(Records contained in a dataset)
┌──

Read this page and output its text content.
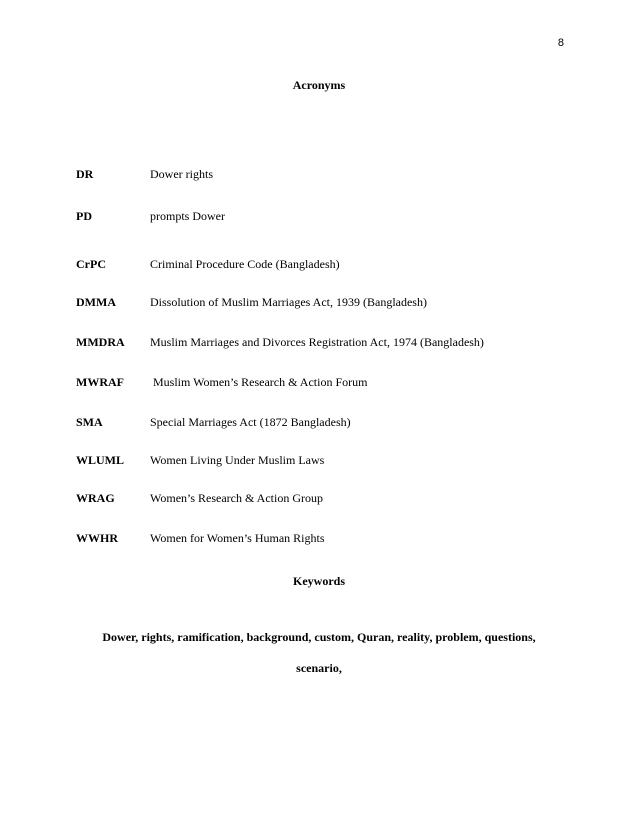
8
Acronyms
DR	Dower rights
PD	prompts Dower
CrPC	Criminal Procedure Code (Bangladesh)
DMMA	Dissolution of Muslim Marriages Act, 1939 (Bangladesh)
MMDRA Muslim Marriages and Divorces Registration Act, 1974 (Bangladesh)
MWRAF Muslim Women’s Research & Action Forum
SMA	Special Marriages Act (1872 Bangladesh)
WLUML Women Living Under Muslim Laws
WRAG	Women’s Research & Action Group
WWHR	Women for Women’s Human Rights
Keywords
Dower, rights, ramification, background, custom, Quran, reality, problem, questions,
scenario,
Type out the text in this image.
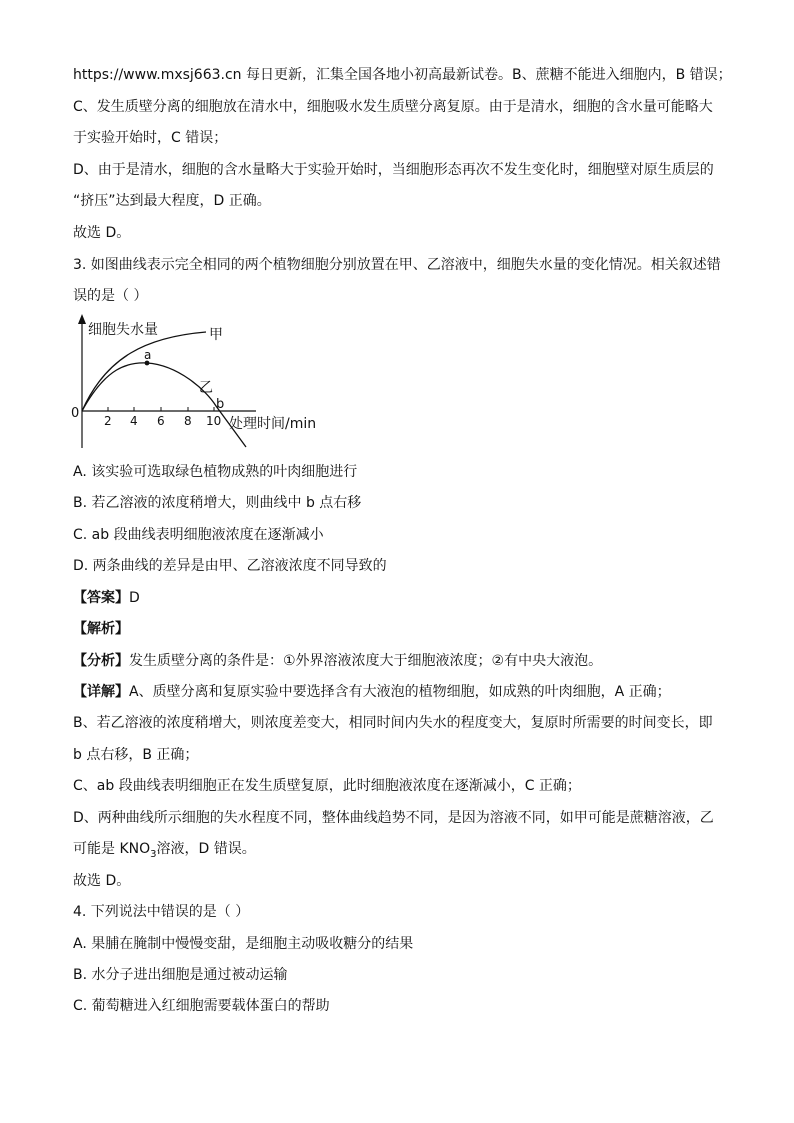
https://www.mxsj663.cn 每日更新，汇集全国各地小初高最新试卷。B、蔗糖不能进入细胞内，B 错误；
C、发生质壁分离的细胞放在清水中，细胞吸水发生质壁分离复原。由于是清水，细胞的含水量可能略大
于实验开始时，C 错误；
D、由于是清水，细胞的含水量略大于实验开始时，当细胞形态再次不发生变化时，细胞壁对原生质层的
“挤压”达到最大程度，D 正确。
故选 D。
3. 如图曲线表示完全相同的两个植物细胞分别放置在甲、乙溶液中，细胞失水量的变化情况。相关叙述错
误的是（ ）
细胞失水量	甲
乙
a
b
0 2 4 6 8 10 处理时间/min
A. 该实验可选取绿色植物成熟的叶肉细胞进行
B. 若乙溶液的浓度稍增大，则曲线中 b 点右移
C. ab 段曲线表明细胞液浓度在逐渐减小
D. 两条曲线的差异是由甲、乙溶液浓度不同导致的
【答案】D
【解析】
【分析】发生质壁分离的条件是：①外界溶液浓度大于细胞液浓度；②有中央大液泡。
【详解】A、质壁分离和复原实验中要选择含有大液泡的植物细胞，如成熟的叶肉细胞，A 正确；
B、若乙溶液的浓度稍增大，则浓度差变大，相同时间内失水的程度变大，复原时所需要的时间变长，即
b 点右移，B 正确；
C、ab 段曲线表明细胞正在发生质壁复原，此时细胞液浓度在逐渐减小，C 正确；
D、两种曲线所示细胞的失水程度不同，整体曲线趋势不同，是因为溶液不同，如甲可能是蔗糖溶液，乙
可能是 $KNO_3$溶液，D 错误。
故选 D。
4. 下列说法中错误的是（ ）
A. 果脯在腌制中慢慢变甜，是细胞主动吸收糖分的结果
B. 水分子进出细胞是通过被动运输
C. 葡萄糖进入红细胞需要载体蛋白的帮助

└──

## Exercise goal
Gather from the records above every line containing the string "this".

## Response
Read this page and output its text content.
Type out the text in this image.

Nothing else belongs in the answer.